### Extracted data entries
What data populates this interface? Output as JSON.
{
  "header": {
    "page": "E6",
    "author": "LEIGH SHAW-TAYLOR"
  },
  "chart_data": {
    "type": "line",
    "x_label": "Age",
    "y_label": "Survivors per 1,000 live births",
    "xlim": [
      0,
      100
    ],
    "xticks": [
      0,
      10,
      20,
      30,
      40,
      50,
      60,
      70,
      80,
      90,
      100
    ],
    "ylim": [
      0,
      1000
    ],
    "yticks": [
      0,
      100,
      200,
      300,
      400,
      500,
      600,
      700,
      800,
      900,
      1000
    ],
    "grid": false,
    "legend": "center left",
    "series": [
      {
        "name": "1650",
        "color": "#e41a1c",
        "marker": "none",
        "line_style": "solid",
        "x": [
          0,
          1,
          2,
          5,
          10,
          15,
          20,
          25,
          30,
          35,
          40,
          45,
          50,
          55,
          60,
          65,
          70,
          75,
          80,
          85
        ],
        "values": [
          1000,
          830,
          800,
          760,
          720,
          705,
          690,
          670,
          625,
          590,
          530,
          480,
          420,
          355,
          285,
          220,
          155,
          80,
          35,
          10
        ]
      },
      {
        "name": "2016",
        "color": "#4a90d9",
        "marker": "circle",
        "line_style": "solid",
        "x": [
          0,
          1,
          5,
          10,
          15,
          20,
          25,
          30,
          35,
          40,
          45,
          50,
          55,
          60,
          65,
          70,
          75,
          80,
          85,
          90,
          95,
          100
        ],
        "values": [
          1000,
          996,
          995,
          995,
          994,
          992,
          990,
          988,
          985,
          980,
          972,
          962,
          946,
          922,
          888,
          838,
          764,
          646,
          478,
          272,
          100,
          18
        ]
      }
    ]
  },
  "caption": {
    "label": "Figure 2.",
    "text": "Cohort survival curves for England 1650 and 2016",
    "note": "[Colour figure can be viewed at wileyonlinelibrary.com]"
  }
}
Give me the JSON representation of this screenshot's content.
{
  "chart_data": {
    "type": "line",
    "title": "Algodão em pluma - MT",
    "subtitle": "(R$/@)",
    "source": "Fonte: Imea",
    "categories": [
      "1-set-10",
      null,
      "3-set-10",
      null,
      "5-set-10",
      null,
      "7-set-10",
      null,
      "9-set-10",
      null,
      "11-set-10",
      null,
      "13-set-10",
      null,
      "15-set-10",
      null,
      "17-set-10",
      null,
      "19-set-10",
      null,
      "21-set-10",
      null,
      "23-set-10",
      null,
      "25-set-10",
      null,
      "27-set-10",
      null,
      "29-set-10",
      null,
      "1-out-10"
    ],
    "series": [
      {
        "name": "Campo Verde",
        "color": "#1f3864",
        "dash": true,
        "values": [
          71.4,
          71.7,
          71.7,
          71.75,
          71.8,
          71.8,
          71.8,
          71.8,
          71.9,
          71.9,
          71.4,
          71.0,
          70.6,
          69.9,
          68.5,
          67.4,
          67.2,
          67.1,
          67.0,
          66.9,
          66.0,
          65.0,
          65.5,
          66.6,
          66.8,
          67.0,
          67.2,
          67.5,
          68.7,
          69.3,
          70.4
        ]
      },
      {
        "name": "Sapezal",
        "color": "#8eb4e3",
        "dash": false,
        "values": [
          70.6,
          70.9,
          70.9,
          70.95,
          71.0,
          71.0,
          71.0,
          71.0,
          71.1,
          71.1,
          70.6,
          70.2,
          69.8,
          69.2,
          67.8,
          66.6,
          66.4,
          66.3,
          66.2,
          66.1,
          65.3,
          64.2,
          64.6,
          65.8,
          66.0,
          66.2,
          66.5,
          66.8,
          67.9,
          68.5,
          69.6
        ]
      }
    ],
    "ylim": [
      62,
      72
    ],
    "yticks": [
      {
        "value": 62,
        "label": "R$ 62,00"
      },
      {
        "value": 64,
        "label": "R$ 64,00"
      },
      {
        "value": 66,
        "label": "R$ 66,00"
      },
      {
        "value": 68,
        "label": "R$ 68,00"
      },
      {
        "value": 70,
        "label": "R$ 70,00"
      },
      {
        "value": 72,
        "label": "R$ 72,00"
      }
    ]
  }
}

### PROBLEM STATEMENT
Faithfully transcribe the whole of the data.

### EXERCISE OUTPUT
What data populates this interface? Output as JSON.
{
  "header": {
    "page": "E6",
    "author": "LEIGH SHAW-TAYLOR"
  },
  "chart_data": {
    "type": "line",
    "x_label": "Age",
    "y_label": "Survivors per 1,000 live births",
    "xlim": [
      0,
      100
    ],
    "xticks": [
      0,
      10,
      20,
      30,
      40,
      50,
      60,
      70,
      80,
      90,
      100
    ],
    "ylim": [
      0,
      1000
    ],
    "yticks": [
      0,
      100,
      200,
      300,
      400,
      500,
      600,
      700,
      800,
      900,
      1000
    ],
    "grid": false,
    "legend": "center left",
    "series": [
      {
        "name": "1650",
        "color": "#e41a1c",
        "marker": "none",
        "line_style": "solid",
        "x": [
          0,
          1,
          2,
          5,
          10,
          15,
          20,
          25,
          30,
          35,
          40,
          45,
          50,
          55,
          60,
          65,
          70,
          75,
          80,
          85
        ],
        "values": [
          1000,
          830,
          800,
          760,
          720,
          705,
          690,
          670,
          625,
          590,
          530,
          480,
          420,
          355,
          285,
          220,
          155,
          80,
          35,
          10
        ]
      },
      {
        "name": "2016",
        "color": "#4a90d9",
        "marker": "circle",
        "line_style": "solid",
        "x": [
          0,
          1,
          5,
          10,
          15,
          20,
          25,
          30,
          35,
          40,
          45,
          50,
          55,
          60,
          65,
          70,
          75,
          80,
          85,
          90,
          95,
          100
        ],
        "values": [
          1000,
          996,
          995,
          995,
          994,
          992,
          990,
          988,
          985,
          980,
          972,
          962,
          946,
          922,
          888,
          838,
          764,
          646,
          478,
          272,
          100,
          18
        ]
      }
    ]
  },
  "caption": {
    "label": "Figure 2.",
    "text": "Cohort survival curves for England 1650 and 2016",
    "note": "[Colour figure can be viewed at wileyonlinelibrary.com]"
  }
}
Give me the JSON representation of this screenshot's content.
{
  "chart_data": {
    "type": "line",
    "title": "Algodão em pluma - MT",
    "subtitle": "(R$/@)",
    "source": "Fonte: Imea",
    "categories": [
      "1-set-10",
      null,
      "3-set-10",
      null,
      "5-set-10",
      null,
      "7-set-10",
      null,
      "9-set-10",
      null,
      "11-set-10",
      null,
      "13-set-10",
      null,
      "15-set-10",
      null,
      "17-set-10",
      null,
      "19-set-10",
      null,
      "21-set-10",
      null,
      "23-set-10",
      null,
      "25-set-10",
      null,
      "27-set-10",
      null,
      "29-set-10",
      null,
      "1-out-10"
    ],
    "series": [
      {
        "name": "Campo Verde",
        "color": "#1f3864",
        "dash": true,
        "values": [
          71.4,
          71.7,
          71.7,
          71.75,
          71.8,
          71.8,
          71.8,
          71.8,
          71.9,
          71.9,
          71.4,
          71.0,
          70.6,
          69.9,
          68.5,
          67.4,
          67.2,
          67.1,
          67.0,
          66.9,
          66.0,
          65.0,
          65.5,
          66.6,
          66.8,
          67.0,
          67.2,
          67.5,
          68.7,
          69.3,
          70.4
        ]
      },
      {
        "name": "Sapezal",
        "color": "#8eb4e3",
        "dash": false,
        "values": [
          70.6,
          70.9,
          70.9,
          70.95,
          71.0,
          71.0,
          71.0,
          71.0,
          71.1,
          71.1,
          70.6,
          70.2,
          69.8,
          69.2,
          67.8,
          66.6,
          66.4,
          66.3,
          66.2,
          66.1,
          65.3,
          64.2,
          64.6,
          65.8,
          66.0,
          66.2,
          66.5,
          66.8,
          67.9,
          68.5,
          69.6
        ]
      }
    ],
    "ylim": [
      62,
      72
    ],
    "yticks": [
      {
        "value": 62,
        "label": "R$ 62,00"
      },
      {
        "value": 64,
        "label": "R$ 64,00"
      },
      {
        "value": 66,
        "label": "R$ 66,00"
      },
      {
        "value": 68,
        "label": "R$ 68,00"
      },
      {
        "value": 70,
        "label": "R$ 70,00"
      },
      {
        "value": 72,
        "label": "R$ 72,00"
      }
    ]
  }
}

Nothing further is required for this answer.